* PROBLEM TO SOLVE: Pictures stay out of the copy; set down each line of the listing below exactly.
[start]
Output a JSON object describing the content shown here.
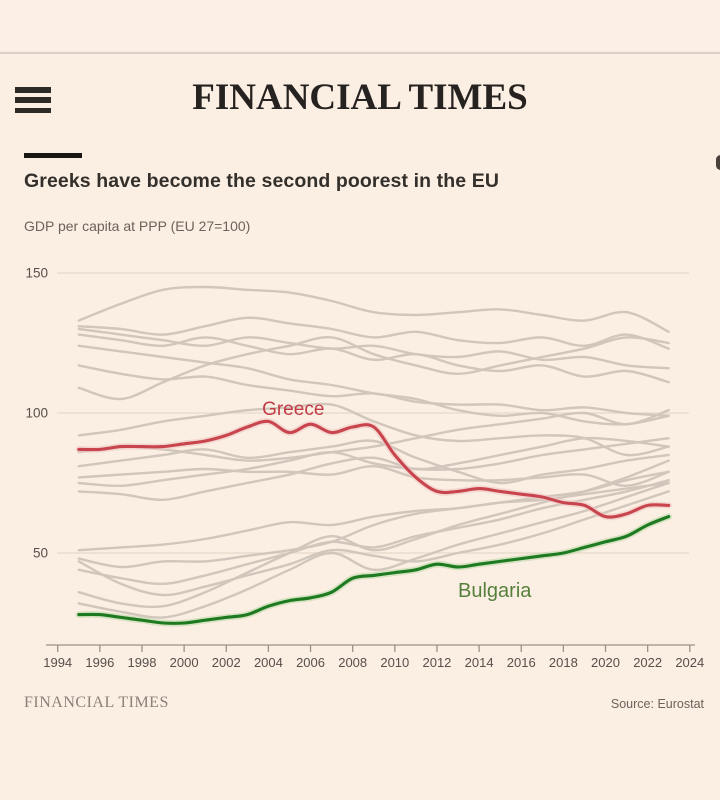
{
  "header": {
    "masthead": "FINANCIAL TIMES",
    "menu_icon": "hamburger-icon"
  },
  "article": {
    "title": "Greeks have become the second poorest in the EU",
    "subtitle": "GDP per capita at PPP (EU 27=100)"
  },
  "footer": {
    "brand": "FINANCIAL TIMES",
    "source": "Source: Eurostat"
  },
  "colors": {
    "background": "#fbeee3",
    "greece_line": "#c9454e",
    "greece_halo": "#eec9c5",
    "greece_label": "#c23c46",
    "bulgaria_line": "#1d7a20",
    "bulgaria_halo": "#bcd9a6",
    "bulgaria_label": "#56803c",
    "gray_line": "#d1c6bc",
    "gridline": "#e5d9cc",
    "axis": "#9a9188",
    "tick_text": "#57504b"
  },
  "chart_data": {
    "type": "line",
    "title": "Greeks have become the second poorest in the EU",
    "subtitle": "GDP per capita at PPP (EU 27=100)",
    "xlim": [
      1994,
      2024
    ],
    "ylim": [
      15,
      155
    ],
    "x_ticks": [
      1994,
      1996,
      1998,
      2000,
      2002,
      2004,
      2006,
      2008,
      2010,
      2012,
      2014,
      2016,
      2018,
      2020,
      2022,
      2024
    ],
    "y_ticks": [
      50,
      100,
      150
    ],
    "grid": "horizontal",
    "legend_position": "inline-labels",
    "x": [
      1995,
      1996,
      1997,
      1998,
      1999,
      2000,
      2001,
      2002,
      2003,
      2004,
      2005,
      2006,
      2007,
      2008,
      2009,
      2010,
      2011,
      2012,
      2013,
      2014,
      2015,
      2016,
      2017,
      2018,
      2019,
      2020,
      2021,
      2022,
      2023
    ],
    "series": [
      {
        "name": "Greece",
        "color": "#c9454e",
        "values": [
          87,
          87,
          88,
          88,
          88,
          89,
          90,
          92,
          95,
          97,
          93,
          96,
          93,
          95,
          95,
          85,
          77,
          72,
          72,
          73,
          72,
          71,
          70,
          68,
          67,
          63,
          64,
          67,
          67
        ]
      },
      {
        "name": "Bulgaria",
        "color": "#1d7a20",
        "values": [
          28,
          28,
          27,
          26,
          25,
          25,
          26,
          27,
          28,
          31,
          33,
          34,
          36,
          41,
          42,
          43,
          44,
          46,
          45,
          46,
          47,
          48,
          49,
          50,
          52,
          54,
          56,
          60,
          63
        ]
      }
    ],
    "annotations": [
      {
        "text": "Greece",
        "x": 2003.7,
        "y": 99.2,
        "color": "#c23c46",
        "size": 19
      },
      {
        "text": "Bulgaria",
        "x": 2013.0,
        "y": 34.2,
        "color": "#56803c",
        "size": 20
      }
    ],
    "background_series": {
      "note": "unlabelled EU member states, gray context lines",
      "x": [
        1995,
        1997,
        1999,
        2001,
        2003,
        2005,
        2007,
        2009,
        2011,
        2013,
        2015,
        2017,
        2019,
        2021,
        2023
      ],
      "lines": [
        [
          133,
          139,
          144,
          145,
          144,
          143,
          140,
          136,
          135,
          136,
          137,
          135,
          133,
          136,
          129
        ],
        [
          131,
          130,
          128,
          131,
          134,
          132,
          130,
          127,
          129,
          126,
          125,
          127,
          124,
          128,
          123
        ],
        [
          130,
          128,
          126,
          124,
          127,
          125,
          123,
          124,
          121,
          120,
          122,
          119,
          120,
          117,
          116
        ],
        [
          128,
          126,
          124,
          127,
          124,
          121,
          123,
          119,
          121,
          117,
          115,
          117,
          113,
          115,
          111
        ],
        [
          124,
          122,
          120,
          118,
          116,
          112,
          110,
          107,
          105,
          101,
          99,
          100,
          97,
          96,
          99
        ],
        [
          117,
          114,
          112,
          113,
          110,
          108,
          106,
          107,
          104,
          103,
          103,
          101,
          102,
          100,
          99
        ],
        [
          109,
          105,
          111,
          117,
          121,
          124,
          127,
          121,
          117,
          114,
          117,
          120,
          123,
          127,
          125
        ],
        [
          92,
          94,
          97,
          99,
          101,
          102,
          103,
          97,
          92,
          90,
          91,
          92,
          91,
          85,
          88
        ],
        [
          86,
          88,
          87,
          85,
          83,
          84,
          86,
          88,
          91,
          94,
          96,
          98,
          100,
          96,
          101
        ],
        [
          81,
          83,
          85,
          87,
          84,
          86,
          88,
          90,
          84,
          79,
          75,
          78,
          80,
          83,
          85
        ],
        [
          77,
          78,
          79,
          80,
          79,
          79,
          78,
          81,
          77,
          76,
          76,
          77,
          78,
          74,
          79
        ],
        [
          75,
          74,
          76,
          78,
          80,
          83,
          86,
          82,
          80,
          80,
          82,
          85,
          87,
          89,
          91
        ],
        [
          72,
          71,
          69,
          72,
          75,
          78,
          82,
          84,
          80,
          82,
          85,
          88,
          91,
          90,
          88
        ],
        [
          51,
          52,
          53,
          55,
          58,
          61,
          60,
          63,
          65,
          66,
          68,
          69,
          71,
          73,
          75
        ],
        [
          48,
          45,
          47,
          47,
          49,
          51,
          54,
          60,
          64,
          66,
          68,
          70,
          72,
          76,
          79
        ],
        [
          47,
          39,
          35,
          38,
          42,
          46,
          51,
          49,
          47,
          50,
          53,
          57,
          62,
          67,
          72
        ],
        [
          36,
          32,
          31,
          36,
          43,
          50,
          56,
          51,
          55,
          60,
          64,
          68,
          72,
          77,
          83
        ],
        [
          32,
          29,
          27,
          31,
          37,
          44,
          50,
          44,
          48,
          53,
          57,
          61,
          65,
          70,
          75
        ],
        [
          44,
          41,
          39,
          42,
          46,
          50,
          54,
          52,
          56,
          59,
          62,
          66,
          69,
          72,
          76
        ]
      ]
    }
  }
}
[end]
* RESULT FOR THIS EXERCISE:
Output a JSON object describing the content shown here.
{
  "header": {
    "masthead": "FINANCIAL TIMES",
    "menu_icon": "hamburger-icon"
  },
  "article": {
    "title": "Greeks have become the second poorest in the EU",
    "subtitle": "GDP per capita at PPP (EU 27=100)"
  },
  "footer": {
    "brand": "FINANCIAL TIMES",
    "source": "Source: Eurostat"
  },
  "colors": {
    "background": "#fbeee3",
    "greece_line": "#c9454e",
    "greece_halo": "#eec9c5",
    "greece_label": "#c23c46",
    "bulgaria_line": "#1d7a20",
    "bulgaria_halo": "#bcd9a6",
    "bulgaria_label": "#56803c",
    "gray_line": "#d1c6bc",
    "gridline": "#e5d9cc",
    "axis": "#9a9188",
    "tick_text": "#57504b"
  },
  "chart_data": {
    "type": "line",
    "title": "Greeks have become the second poorest in the EU",
    "subtitle": "GDP per capita at PPP (EU 27=100)",
    "xlim": [
      1994,
      2024
    ],
    "ylim": [
      15,
      155
    ],
    "x_ticks": [
      1994,
      1996,
      1998,
      2000,
      2002,
      2004,
      2006,
      2008,
      2010,
      2012,
      2014,
      2016,
      2018,
      2020,
      2022,
      2024
    ],
    "y_ticks": [
      50,
      100,
      150
    ],
    "grid": "horizontal",
    "legend_position": "inline-labels",
    "x": [
      1995,
      1996,
      1997,
      1998,
      1999,
      2000,
      2001,
      2002,
      2003,
      2004,
      2005,
      2006,
      2007,
      2008,
      2009,
      2010,
      2011,
      2012,
      2013,
      2014,
      2015,
      2016,
      2017,
      2018,
      2019,
      2020,
      2021,
      2022,
      2023
    ],
    "series": [
      {
        "name": "Greece",
        "color": "#c9454e",
        "values": [
          87,
          87,
          88,
          88,
          88,
          89,
          90,
          92,
          95,
          97,
          93,
          96,
          93,
          95,
          95,
          85,
          77,
          72,
          72,
          73,
          72,
          71,
          70,
          68,
          67,
          63,
          64,
          67,
          67
        ]
      },
      {
        "name": "Bulgaria",
        "color": "#1d7a20",
        "values": [
          28,
          28,
          27,
          26,
          25,
          25,
          26,
          27,
          28,
          31,
          33,
          34,
          36,
          41,
          42,
          43,
          44,
          46,
          45,
          46,
          47,
          48,
          49,
          50,
          52,
          54,
          56,
          60,
          63
        ]
      }
    ],
    "annotations": [
      {
        "text": "Greece",
        "x": 2003.7,
        "y": 99.2,
        "color": "#c23c46",
        "size": 19
      },
      {
        "text": "Bulgaria",
        "x": 2013.0,
        "y": 34.2,
        "color": "#56803c",
        "size": 20
      }
    ],
    "background_series": {
      "note": "unlabelled EU member states, gray context lines",
      "x": [
        1995,
        1997,
        1999,
        2001,
        2003,
        2005,
        2007,
        2009,
        2011,
        2013,
        2015,
        2017,
        2019,
        2021,
        2023
      ],
      "lines": [
        [
          133,
          139,
          144,
          145,
          144,
          143,
          140,
          136,
          135,
          136,
          137,
          135,
          133,
          136,
          129
        ],
        [
          131,
          130,
          128,
          131,
          134,
          132,
          130,
          127,
          129,
          126,
          125,
          127,
          124,
          128,
          123
        ],
        [
          130,
          128,
          126,
          124,
          127,
          125,
          123,
          124,
          121,
          120,
          122,
          119,
          120,
          117,
          116
        ],
        [
          128,
          126,
          124,
          127,
          124,
          121,
          123,
          119,
          121,
          117,
          115,
          117,
          113,
          115,
          111
        ],
        [
          124,
          122,
          120,
          118,
          116,
          112,
          110,
          107,
          105,
          101,
          99,
          100,
          97,
          96,
          99
        ],
        [
          117,
          114,
          112,
          113,
          110,
          108,
          106,
          107,
          104,
          103,
          103,
          101,
          102,
          100,
          99
        ],
        [
          109,
          105,
          111,
          117,
          121,
          124,
          127,
          121,
          117,
          114,
          117,
          120,
          123,
          127,
          125
        ],
        [
          92,
          94,
          97,
          99,
          101,
          102,
          103,
          97,
          92,
          90,
          91,
          92,
          91,
          85,
          88
        ],
        [
          86,
          88,
          87,
          85,
          83,
          84,
          86,
          88,
          91,
          94,
          96,
          98,
          100,
          96,
          101
        ],
        [
          81,
          83,
          85,
          87,
          84,
          86,
          88,
          90,
          84,
          79,
          75,
          78,
          80,
          83,
          85
        ],
        [
          77,
          78,
          79,
          80,
          79,
          79,
          78,
          81,
          77,
          76,
          76,
          77,
          78,
          74,
          79
        ],
        [
          75,
          74,
          76,
          78,
          80,
          83,
          86,
          82,
          80,
          80,
          82,
          85,
          87,
          89,
          91
        ],
        [
          72,
          71,
          69,
          72,
          75,
          78,
          82,
          84,
          80,
          82,
          85,
          88,
          91,
          90,
          88
        ],
        [
          51,
          52,
          53,
          55,
          58,
          61,
          60,
          63,
          65,
          66,
          68,
          69,
          71,
          73,
          75
        ],
        [
          48,
          45,
          47,
          47,
          49,
          51,
          54,
          60,
          64,
          66,
          68,
          70,
          72,
          76,
          79
        ],
        [
          47,
          39,
          35,
          38,
          42,
          46,
          51,
          49,
          47,
          50,
          53,
          57,
          62,
          67,
          72
        ],
        [
          36,
          32,
          31,
          36,
          43,
          50,
          56,
          51,
          55,
          60,
          64,
          68,
          72,
          77,
          83
        ],
        [
          32,
          29,
          27,
          31,
          37,
          44,
          50,
          44,
          48,
          53,
          57,
          61,
          65,
          70,
          75
        ],
        [
          44,
          41,
          39,
          42,
          46,
          50,
          54,
          52,
          56,
          59,
          62,
          66,
          69,
          72,
          76
        ]
      ]
    }
  }
}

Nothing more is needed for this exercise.